Return the complete listing that follows, with each line reproduced exactly.

───── DATA LISTING

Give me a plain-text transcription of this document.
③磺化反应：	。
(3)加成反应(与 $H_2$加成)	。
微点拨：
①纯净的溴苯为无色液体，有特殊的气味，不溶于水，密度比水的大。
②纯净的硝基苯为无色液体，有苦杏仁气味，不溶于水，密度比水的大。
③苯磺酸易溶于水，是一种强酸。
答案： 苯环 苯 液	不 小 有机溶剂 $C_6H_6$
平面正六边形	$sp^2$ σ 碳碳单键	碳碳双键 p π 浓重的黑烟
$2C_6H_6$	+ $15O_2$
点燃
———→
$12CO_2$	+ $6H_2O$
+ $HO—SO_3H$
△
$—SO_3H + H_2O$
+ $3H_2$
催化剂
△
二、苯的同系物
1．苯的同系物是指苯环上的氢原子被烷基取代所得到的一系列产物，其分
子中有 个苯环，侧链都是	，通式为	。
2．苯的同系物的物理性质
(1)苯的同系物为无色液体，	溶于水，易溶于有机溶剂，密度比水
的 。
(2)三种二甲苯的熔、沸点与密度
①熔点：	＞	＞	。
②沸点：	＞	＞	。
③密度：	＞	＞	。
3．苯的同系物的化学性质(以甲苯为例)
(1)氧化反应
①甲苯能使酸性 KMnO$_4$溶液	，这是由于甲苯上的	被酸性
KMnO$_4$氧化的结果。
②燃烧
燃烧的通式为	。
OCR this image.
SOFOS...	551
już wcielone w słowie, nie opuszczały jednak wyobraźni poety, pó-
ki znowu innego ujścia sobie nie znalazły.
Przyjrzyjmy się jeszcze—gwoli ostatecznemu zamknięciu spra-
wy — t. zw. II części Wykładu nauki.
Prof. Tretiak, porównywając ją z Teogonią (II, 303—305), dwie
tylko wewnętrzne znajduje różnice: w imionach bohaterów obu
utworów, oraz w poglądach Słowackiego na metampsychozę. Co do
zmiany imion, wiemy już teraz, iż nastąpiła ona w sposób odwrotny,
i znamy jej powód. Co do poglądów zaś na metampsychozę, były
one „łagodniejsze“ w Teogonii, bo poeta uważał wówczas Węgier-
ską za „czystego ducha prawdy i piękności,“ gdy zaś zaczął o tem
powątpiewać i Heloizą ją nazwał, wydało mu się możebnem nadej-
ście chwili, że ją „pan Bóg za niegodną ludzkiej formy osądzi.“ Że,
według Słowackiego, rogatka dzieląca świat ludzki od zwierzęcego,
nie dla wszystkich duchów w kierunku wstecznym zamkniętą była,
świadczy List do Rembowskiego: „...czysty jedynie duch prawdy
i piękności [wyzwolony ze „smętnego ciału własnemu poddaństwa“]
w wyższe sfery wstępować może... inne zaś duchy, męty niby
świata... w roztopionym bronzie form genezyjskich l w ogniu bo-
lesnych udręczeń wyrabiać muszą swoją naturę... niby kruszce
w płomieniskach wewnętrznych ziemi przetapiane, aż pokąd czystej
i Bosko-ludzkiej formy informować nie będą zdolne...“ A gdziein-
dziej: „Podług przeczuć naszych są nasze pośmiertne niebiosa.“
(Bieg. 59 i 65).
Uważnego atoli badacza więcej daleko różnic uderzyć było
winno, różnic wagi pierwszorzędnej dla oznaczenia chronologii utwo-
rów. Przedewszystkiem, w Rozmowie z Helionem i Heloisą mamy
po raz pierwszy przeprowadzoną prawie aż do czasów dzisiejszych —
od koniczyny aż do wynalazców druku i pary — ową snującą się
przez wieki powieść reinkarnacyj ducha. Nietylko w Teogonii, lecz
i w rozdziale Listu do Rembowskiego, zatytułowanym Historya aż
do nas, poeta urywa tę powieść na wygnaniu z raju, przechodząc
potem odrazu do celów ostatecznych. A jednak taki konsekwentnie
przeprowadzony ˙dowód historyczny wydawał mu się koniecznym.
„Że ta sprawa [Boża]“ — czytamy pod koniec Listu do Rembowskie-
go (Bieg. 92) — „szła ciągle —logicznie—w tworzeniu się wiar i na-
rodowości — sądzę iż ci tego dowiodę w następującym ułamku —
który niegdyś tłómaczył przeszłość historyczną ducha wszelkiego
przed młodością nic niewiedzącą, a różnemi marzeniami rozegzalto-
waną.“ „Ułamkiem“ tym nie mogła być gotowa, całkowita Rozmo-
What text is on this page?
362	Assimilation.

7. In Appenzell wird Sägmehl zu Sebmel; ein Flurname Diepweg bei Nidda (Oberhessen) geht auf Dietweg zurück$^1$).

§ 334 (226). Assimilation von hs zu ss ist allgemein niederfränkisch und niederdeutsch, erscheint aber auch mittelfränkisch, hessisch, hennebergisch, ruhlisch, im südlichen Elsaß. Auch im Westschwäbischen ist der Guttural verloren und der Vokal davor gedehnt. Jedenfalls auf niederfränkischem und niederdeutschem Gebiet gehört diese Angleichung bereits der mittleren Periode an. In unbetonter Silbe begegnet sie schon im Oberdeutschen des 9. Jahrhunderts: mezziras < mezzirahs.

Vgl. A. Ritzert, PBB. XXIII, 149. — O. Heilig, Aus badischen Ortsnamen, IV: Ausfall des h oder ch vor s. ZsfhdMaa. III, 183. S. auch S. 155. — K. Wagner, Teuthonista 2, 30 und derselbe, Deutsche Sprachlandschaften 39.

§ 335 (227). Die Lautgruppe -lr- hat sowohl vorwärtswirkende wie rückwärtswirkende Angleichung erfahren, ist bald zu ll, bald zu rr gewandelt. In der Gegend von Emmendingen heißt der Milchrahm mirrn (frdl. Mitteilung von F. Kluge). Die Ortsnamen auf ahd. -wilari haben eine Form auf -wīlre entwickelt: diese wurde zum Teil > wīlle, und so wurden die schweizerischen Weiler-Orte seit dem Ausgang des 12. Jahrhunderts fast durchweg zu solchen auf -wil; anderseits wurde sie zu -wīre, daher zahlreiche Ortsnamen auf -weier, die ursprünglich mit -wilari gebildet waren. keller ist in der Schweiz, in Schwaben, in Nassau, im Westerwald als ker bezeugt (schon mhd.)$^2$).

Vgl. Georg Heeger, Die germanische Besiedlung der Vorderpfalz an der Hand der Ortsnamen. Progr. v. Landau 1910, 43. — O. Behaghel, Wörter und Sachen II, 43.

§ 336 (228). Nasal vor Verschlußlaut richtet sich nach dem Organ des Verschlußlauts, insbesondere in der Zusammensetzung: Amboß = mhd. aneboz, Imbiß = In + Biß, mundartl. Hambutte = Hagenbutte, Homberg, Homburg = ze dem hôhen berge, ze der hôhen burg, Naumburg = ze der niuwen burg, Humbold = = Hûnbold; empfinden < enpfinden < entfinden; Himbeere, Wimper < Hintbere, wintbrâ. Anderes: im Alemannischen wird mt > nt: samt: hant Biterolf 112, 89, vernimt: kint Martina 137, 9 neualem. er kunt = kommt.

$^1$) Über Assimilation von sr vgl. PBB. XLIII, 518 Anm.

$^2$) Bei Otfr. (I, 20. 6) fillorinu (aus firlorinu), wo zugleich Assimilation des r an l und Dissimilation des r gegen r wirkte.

──────────

:: RESPONSE TO THIS TASK ::
Give me a plain-text transcription of this document.
③磺化反应：	。
(3)加成反应(与 $H_2$加成)	。
微点拨：
①纯净的溴苯为无色液体，有特殊的气味，不溶于水，密度比水的大。
②纯净的硝基苯为无色液体，有苦杏仁气味，不溶于水，密度比水的大。
③苯磺酸易溶于水，是一种强酸。
答案： 苯环 苯 液	不 小 有机溶剂 $C_6H_6$
平面正六边形	$sp^2$ σ 碳碳单键	碳碳双键 p π 浓重的黑烟
$2C_6H_6$	+ $15O_2$
点燃
———→
$12CO_2$	+ $6H_2O$
+ $HO—SO_3H$
△
$—SO_3H + H_2O$
+ $3H_2$
催化剂
△
二、苯的同系物
1．苯的同系物是指苯环上的氢原子被烷基取代所得到的一系列产物，其分
子中有 个苯环，侧链都是	，通式为	。
2．苯的同系物的物理性质
(1)苯的同系物为无色液体，	溶于水，易溶于有机溶剂，密度比水
的 。
(2)三种二甲苯的熔、沸点与密度
①熔点：	＞	＞	。
②沸点：	＞	＞	。
③密度：	＞	＞	。
3．苯的同系物的化学性质(以甲苯为例)
(1)氧化反应
①甲苯能使酸性 KMnO$_4$溶液	，这是由于甲苯上的	被酸性
KMnO$_4$氧化的结果。
②燃烧
燃烧的通式为	。
OCR this image.
SOFOS...	551
już wcielone w słowie, nie opuszczały jednak wyobraźni poety, pó-
ki znowu innego ujścia sobie nie znalazły.
Przyjrzyjmy się jeszcze—gwoli ostatecznemu zamknięciu spra-
wy — t. zw. II części Wykładu nauki.
Prof. Tretiak, porównywając ją z Teogonią (II, 303—305), dwie
tylko wewnętrzne znajduje różnice: w imionach bohaterów obu
utworów, oraz w poglądach Słowackiego na metampsychozę. Co do
zmiany imion, wiemy już teraz, iż nastąpiła ona w sposób odwrotny,
i znamy jej powód. Co do poglądów zaś na metampsychozę, były
one „łagodniejsze“ w Teogonii, bo poeta uważał wówczas Węgier-
ską za „czystego ducha prawdy i piękności,“ gdy zaś zaczął o tem
powątpiewać i Heloizą ją nazwał, wydało mu się możebnem nadej-
ście chwili, że ją „pan Bóg za niegodną ludzkiej formy osądzi.“ Że,
według Słowackiego, rogatka dzieląca świat ludzki od zwierzęcego,
nie dla wszystkich duchów w kierunku wstecznym zamkniętą była,
świadczy List do Rembowskiego: „...czysty jedynie duch prawdy
i piękności [wyzwolony ze „smętnego ciału własnemu poddaństwa“]
w wyższe sfery wstępować może... inne zaś duchy, męty niby
świata... w roztopionym bronzie form genezyjskich l w ogniu bo-
lesnych udręczeń wyrabiać muszą swoją naturę... niby kruszce
w płomieniskach wewnętrznych ziemi przetapiane, aż pokąd czystej
i Bosko-ludzkiej formy informować nie będą zdolne...“ A gdziein-
dziej: „Podług przeczuć naszych są nasze pośmiertne niebiosa.“
(Bieg. 59 i 65).
Uważnego atoli badacza więcej daleko różnic uderzyć było
winno, różnic wagi pierwszorzędnej dla oznaczenia chronologii utwo-
rów. Przedewszystkiem, w Rozmowie z Helionem i Heloisą mamy
po raz pierwszy przeprowadzoną prawie aż do czasów dzisiejszych —
od koniczyny aż do wynalazców druku i pary — ową snującą się
przez wieki powieść reinkarnacyj ducha. Nietylko w Teogonii, lecz
i w rozdziale Listu do Rembowskiego, zatytułowanym Historya aż
do nas, poeta urywa tę powieść na wygnaniu z raju, przechodząc
potem odrazu do celów ostatecznych. A jednak taki konsekwentnie
przeprowadzony ˙dowód historyczny wydawał mu się koniecznym.
„Że ta sprawa [Boża]“ — czytamy pod koniec Listu do Rembowskie-
go (Bieg. 92) — „szła ciągle —logicznie—w tworzeniu się wiar i na-
rodowości — sądzę iż ci tego dowiodę w następującym ułamku —
który niegdyś tłómaczył przeszłość historyczną ducha wszelkiego
przed młodością nic niewiedzącą, a różnemi marzeniami rozegzalto-
waną.“ „Ułamkiem“ tym nie mogła być gotowa, całkowita Rozmo-
What text is on this page?
362	Assimilation.

7. In Appenzell wird Sägmehl zu Sebmel; ein Flurname Diepweg bei Nidda (Oberhessen) geht auf Dietweg zurück$^1$).

§ 334 (226). Assimilation von hs zu ss ist allgemein niederfränkisch und niederdeutsch, erscheint aber auch mittelfränkisch, hessisch, hennebergisch, ruhlisch, im südlichen Elsaß. Auch im Westschwäbischen ist der Guttural verloren und der Vokal davor gedehnt. Jedenfalls auf niederfränkischem und niederdeutschem Gebiet gehört diese Angleichung bereits der mittleren Periode an. In unbetonter Silbe begegnet sie schon im Oberdeutschen des 9. Jahrhunderts: mezziras < mezzirahs.

Vgl. A. Ritzert, PBB. XXIII, 149. — O. Heilig, Aus badischen Ortsnamen, IV: Ausfall des h oder ch vor s. ZsfhdMaa. III, 183. S. auch S. 155. — K. Wagner, Teuthonista 2, 30 und derselbe, Deutsche Sprachlandschaften 39.

§ 335 (227). Die Lautgruppe -lr- hat sowohl vorwärtswirkende wie rückwärtswirkende Angleichung erfahren, ist bald zu ll, bald zu rr gewandelt. In der Gegend von Emmendingen heißt der Milchrahm mirrn (frdl. Mitteilung von F. Kluge). Die Ortsnamen auf ahd. -wilari haben eine Form auf -wīlre entwickelt: diese wurde zum Teil > wīlle, und so wurden die schweizerischen Weiler-Orte seit dem Ausgang des 12. Jahrhunderts fast durchweg zu solchen auf -wil; anderseits wurde sie zu -wīre, daher zahlreiche Ortsnamen auf -weier, die ursprünglich mit -wilari gebildet waren. keller ist in der Schweiz, in Schwaben, in Nassau, im Westerwald als ker bezeugt (schon mhd.)$^2$).

Vgl. Georg Heeger, Die germanische Besiedlung der Vorderpfalz an der Hand der Ortsnamen. Progr. v. Landau 1910, 43. — O. Behaghel, Wörter und Sachen II, 43.

§ 336 (228). Nasal vor Verschlußlaut richtet sich nach dem Organ des Verschlußlauts, insbesondere in der Zusammensetzung: Amboß = mhd. aneboz, Imbiß = In + Biß, mundartl. Hambutte = Hagenbutte, Homberg, Homburg = ze dem hôhen berge, ze der hôhen burg, Naumburg = ze der niuwen burg, Humbold = = Hûnbold; empfinden < enpfinden < entfinden; Himbeere, Wimper < Hintbere, wintbrâ. Anderes: im Alemannischen wird mt > nt: samt: hant Biterolf 112, 89, vernimt: kint Martina 137, 9 neualem. er kunt = kommt.

$^1$) Über Assimilation von sr vgl. PBB. XLIII, 518 Anm.

$^2$) Bei Otfr. (I, 20. 6) fillorinu (aus firlorinu), wo zugleich Assimilation des r an l und Dissimilation des r gegen r wirkte.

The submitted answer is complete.